## WHAT IS REQUIRED
Using the listing below, give the number of lines where "gäller" appears, and nothing else.
[PROVIDED INFORMATION start]
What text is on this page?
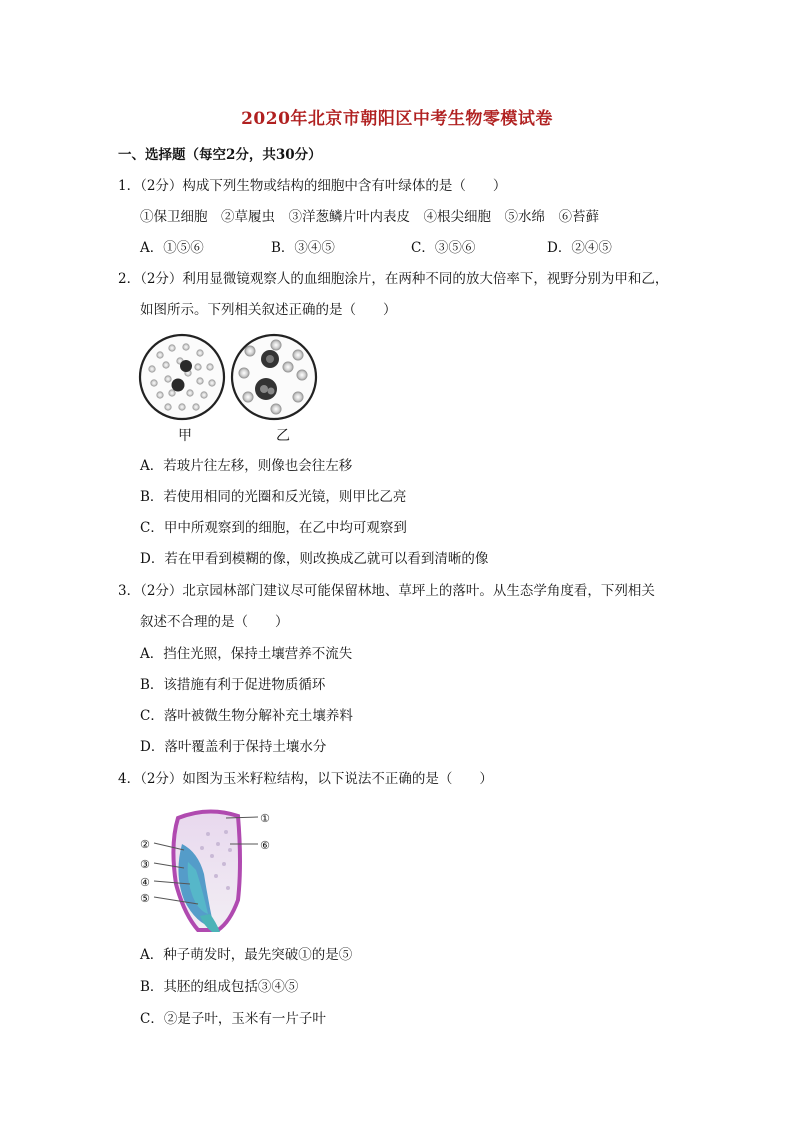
2020年北京市朝阳区中考生物零模试卷
一、选择题（每空2分，共30分）
1．（2分）构成下列生物或结构的细胞中含有叶绿体的是（　　）
①保卫细胞　②草履虫　③洋葱鳞片叶内表皮　④根尖细胞　⑤水绵　⑥苔藓
A．①⑤⑥	B．③④⑤	C．③⑤⑥	D．②④⑤
2．（2分）利用显微镜观察人的血细胞涂片，在两种不同的放大倍率下，视野分别为甲和乙，
如图所示。下列相关叙述正确的是（　　）
甲	乙
A．若玻片往左移，则像也会往左移
B．若使用相同的光圈和反光镜，则甲比乙亮
C．甲中所观察到的细胞，在乙中均可观察到
D．若在甲看到模糊的像，则改换成乙就可以看到清晰的像
3．（2分）北京园林部门建议尽可能保留林地、草坪上的落叶。从生态学角度看，下列相关
叙述不合理的是（　　）
A．挡住光照，保持土壤营养不流失
B．该措施有利于促进物质循环
C．落叶被微生物分解补充土壤养料
D．落叶覆盖利于保持土壤水分
4．（2分）如图为玉米籽粒结构，以下说法不正确的是（　　）
①
②
③
④
⑤
⑥
A．种子萌发时，最先突破①的是⑤
B．其胚的组成包括③④⑤
C．②是子叶，玉米有一片子叶
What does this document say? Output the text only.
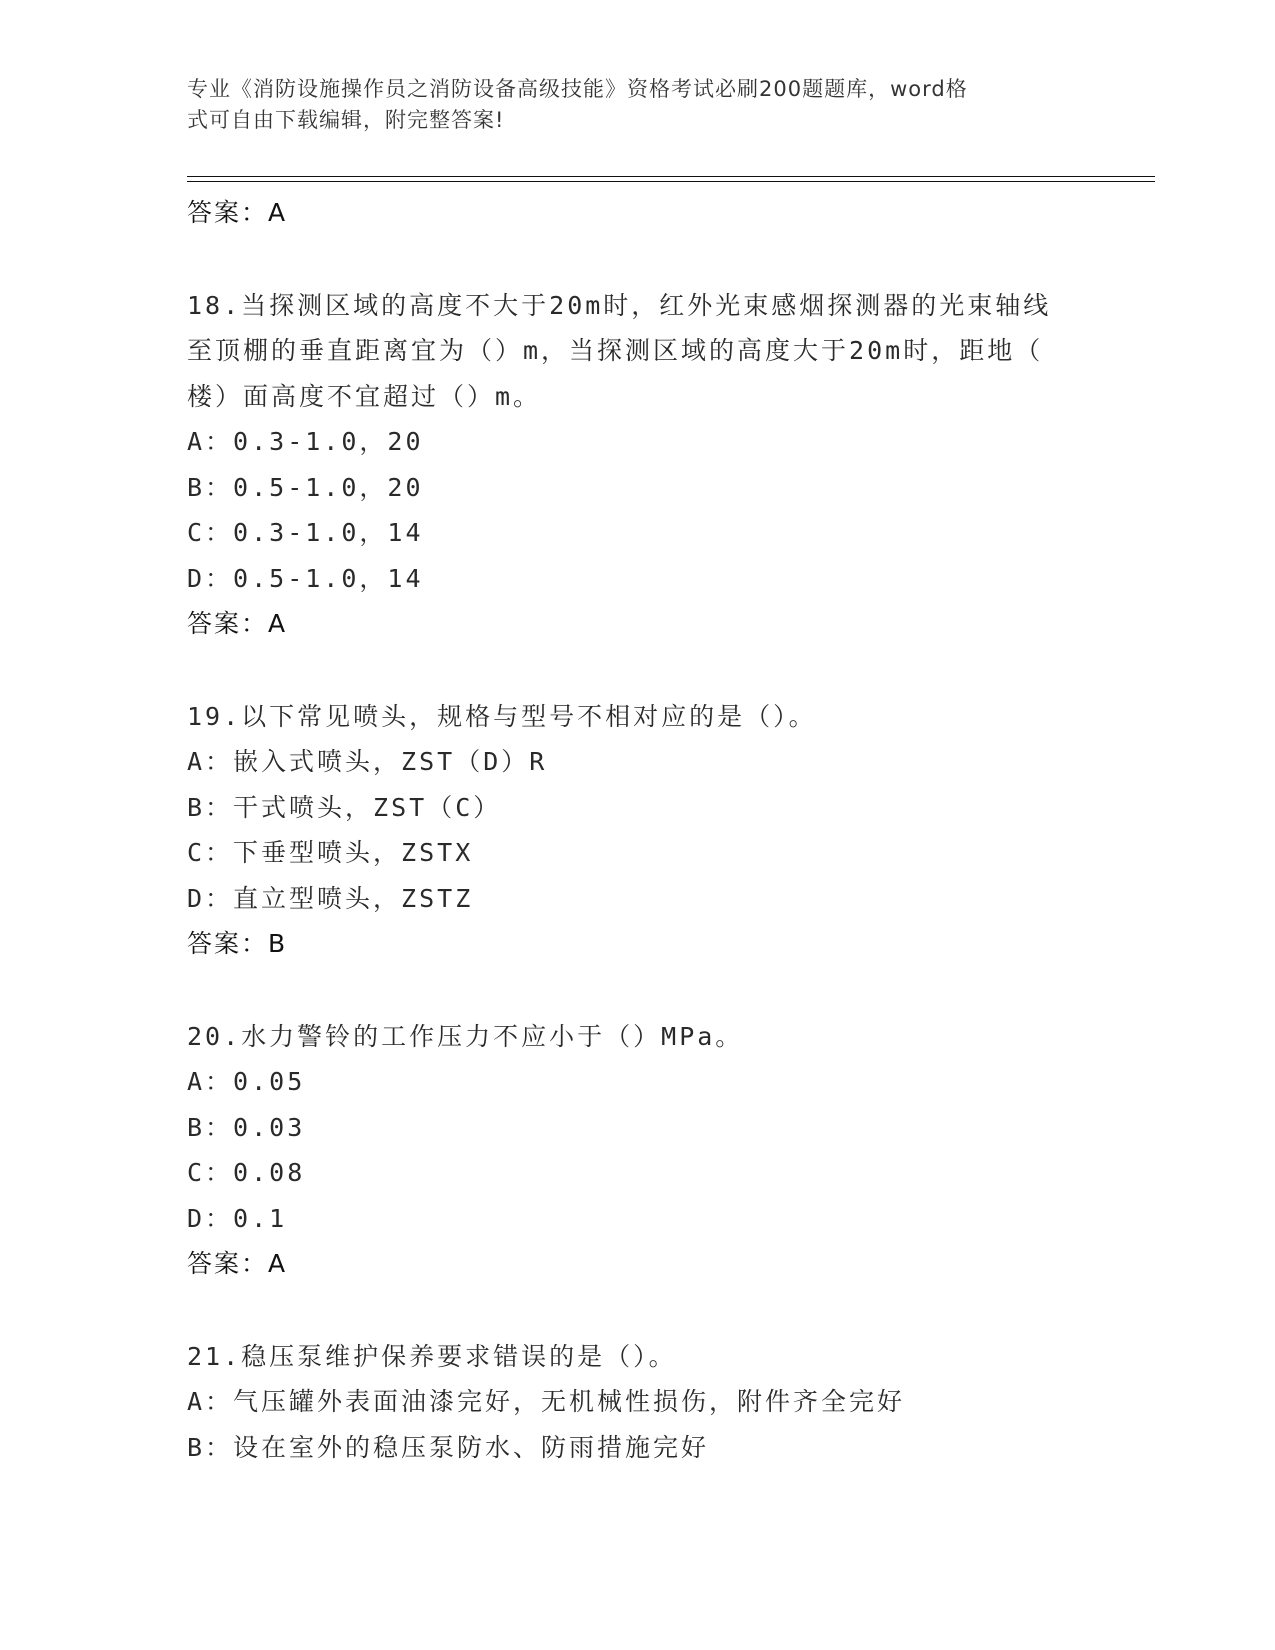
专业《消防设施操作员之消防设备高级技能》资格考试必刷200题题库，word格
式可自由下载编辑，附完整答案!
答案：A
18.当探测区域的高度不大于20m时，红外光束感烟探测器的光束轴线
至顶棚的垂直距离宜为（）m，当探测区域的高度大于20m时，距地（
楼）面高度不宜超过（）m。
A：0.3-1.0，20
B：0.5-1.0，20
C：0.3-1.0，14
D：0.5-1.0，14
答案：A
19.以下常见喷头，规格与型号不相对应的是（）。
A：嵌入式喷头，ZST（D）R
B：干式喷头，ZST（C）
C：下垂型喷头，ZSTX
D：直立型喷头，ZSTZ
答案：B
20.水力警铃的工作压力不应小于（）MPa。
A：0.05
B：0.03
C：0.08
D：0.1
答案：A
21.稳压泵维护保养要求错误的是（）。
A：气压罐外表面油漆完好，无机械性损伤，附件齐全完好
B：设在室外的稳压泵防水、防雨措施完好
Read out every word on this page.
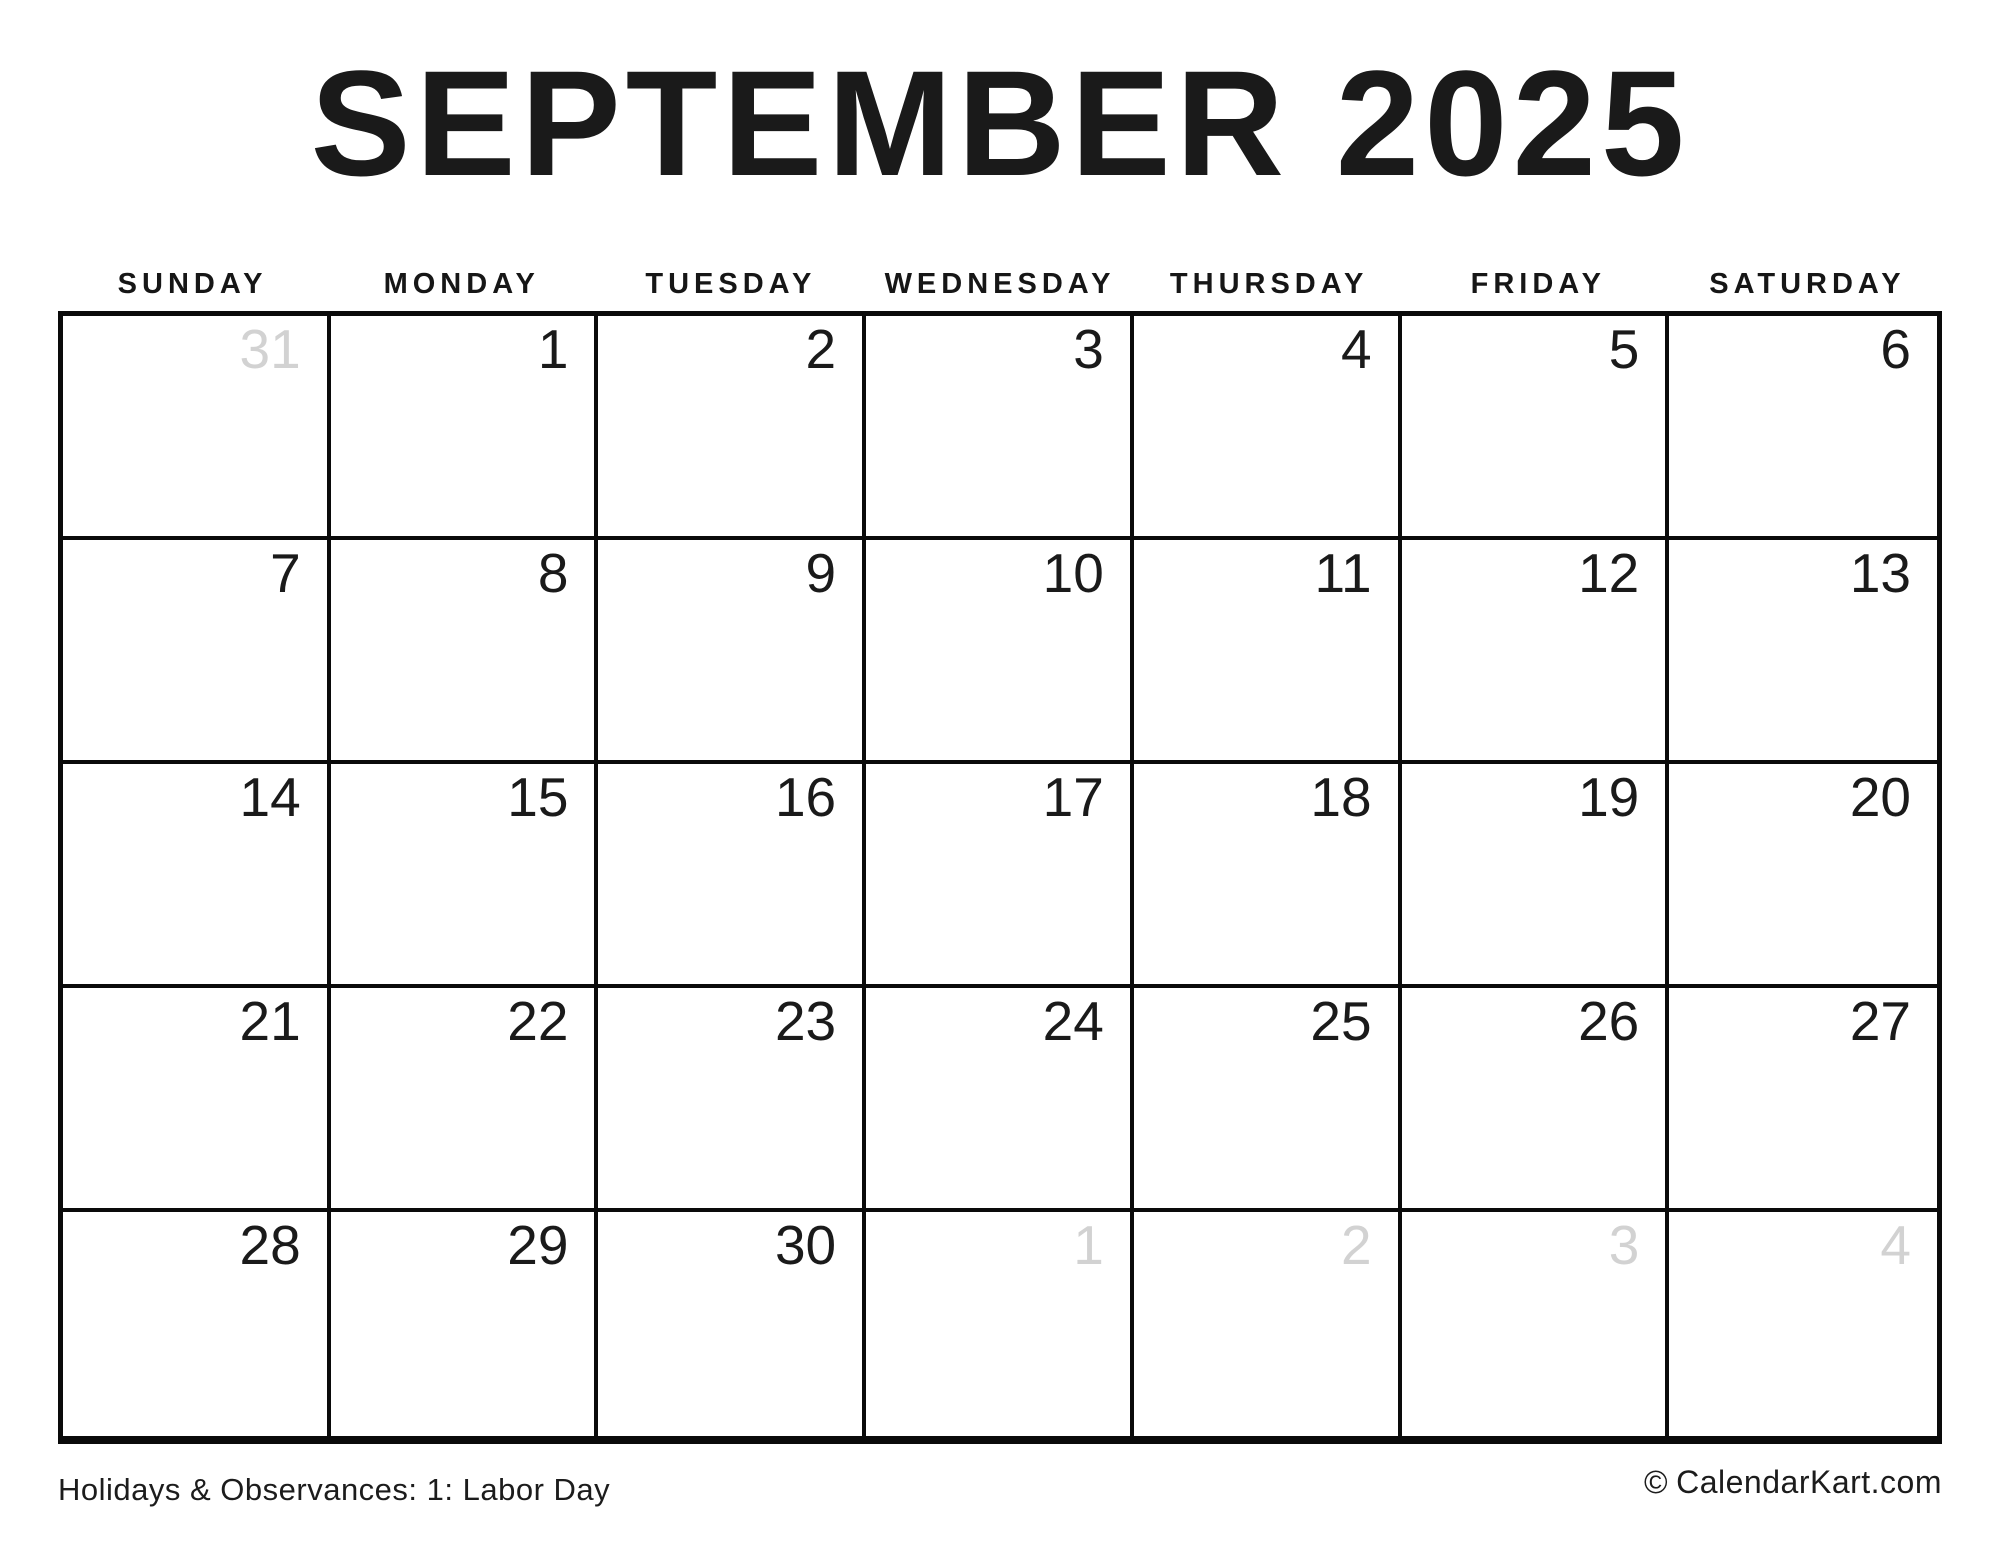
SEPTEMBER 2025
SUNDAY	MONDAY	TUESDAY	WEDNESDAY	THURSDAY	FRIDAY	SATURDAY
31	1	2	3	4	5	6
7	8	9	10	11	12	13
14	15	16	17	18	19	20
21	22	23	24	25	26	27
28	29	30	1	2	3	4
Holidays & Observances: 1: Labor Day	© CalendarKart.com
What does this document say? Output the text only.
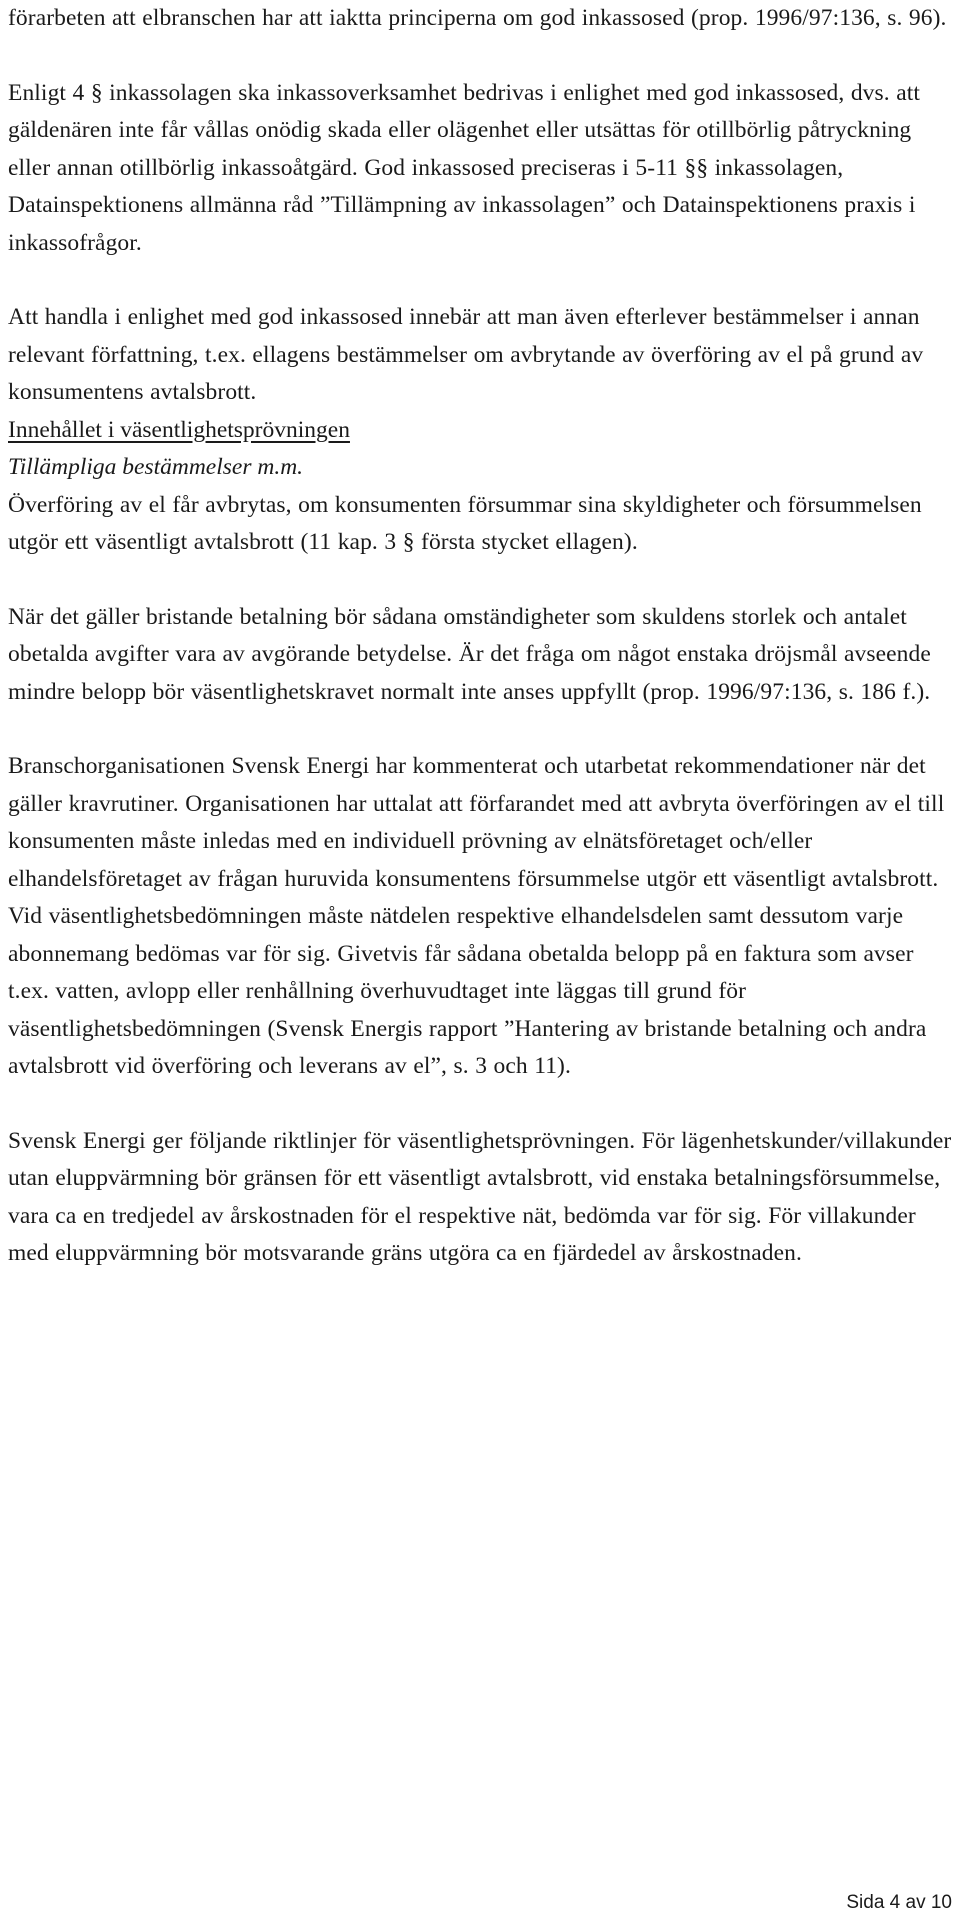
förarbeten att elbranschen har att iaktta principerna om god inkassosed (prop. 1996/97:136, s. 96).

Enligt 4 § inkassolagen ska inkassoverksamhet bedrivas i enlighet med god inkassosed, dvs. att gäldenären inte får vållas onödig skada eller olägenhet eller utsättas för otillbörlig påtryckning eller annan otillbörlig inkassoåtgärd. God inkassosed preciseras i 5-11 §§ inkassolagen, Datainspektionens allmänna råd ”Tillämpning av inkassolagen” och Datainspektionens praxis i inkassofrågor.

Att handla i enlighet med god inkassosed innebär att man även efterlever bestämmelser i annan relevant författning, t.ex. ellagens bestämmelser om avbrytande av överföring av el på grund av konsumentens avtalsbrott.

Innehållet i väsentlighetsprövningen

Tillämpliga bestämmelser m.m.

Överföring av el får avbrytas, om konsumenten försummar sina skyldigheter och försummelsen utgör ett väsentligt avtalsbrott (11 kap. 3 § första stycket ellagen).

När det gäller bristande betalning bör sådana omständigheter som skuldens storlek och antalet obetalda avgifter vara av avgörande betydelse. Är det fråga om något enstaka dröjsmål avseende mindre belopp bör väsentlighetskravet normalt inte anses uppfyllt (prop. 1996/97:136, s. 186 f.).

Branschorganisationen Svensk Energi har kommenterat och utarbetat rekommendationer när det gäller kravrutiner. Organisationen har uttalat att förfarandet med att avbryta överföringen av el till konsumenten måste inledas med en individuell prövning av elnätsföretaget och/eller elhandelsföretaget av frågan huruvida konsumentens försummelse utgör ett väsentligt avtalsbrott. Vid väsentlighetsbedömningen måste nätdelen respektive elhandelsdelen samt dessutom varje abonnemang bedömas var för sig. Givetvis får sådana obetalda belopp på en faktura som avser t.ex. vatten, avlopp eller renhållning överhuvudtaget inte läggas till grund för väsentlighetsbedömningen (Svensk Energis rapport ”Hantering av bristande betalning och andra avtalsbrott vid överföring och leverans av el”, s. 3 och 11).

Svensk Energi ger följande riktlinjer för väsentlighetsprövningen. För lägenhetskunder/villakunder utan eluppvärmning bör gränsen för ett väsentligt avtalsbrott, vid enstaka betalningsförsummelse, vara ca en tredjedel av årskostnaden för el respektive nät, bedömda var för sig. För villakunder med eluppvärmning bör motsvarande gräns utgöra ca en fjärdedel av årskostnaden.

Sida 4 av 10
[PROVIDED INFORMATION end]
## SOLVED EXERCISE
2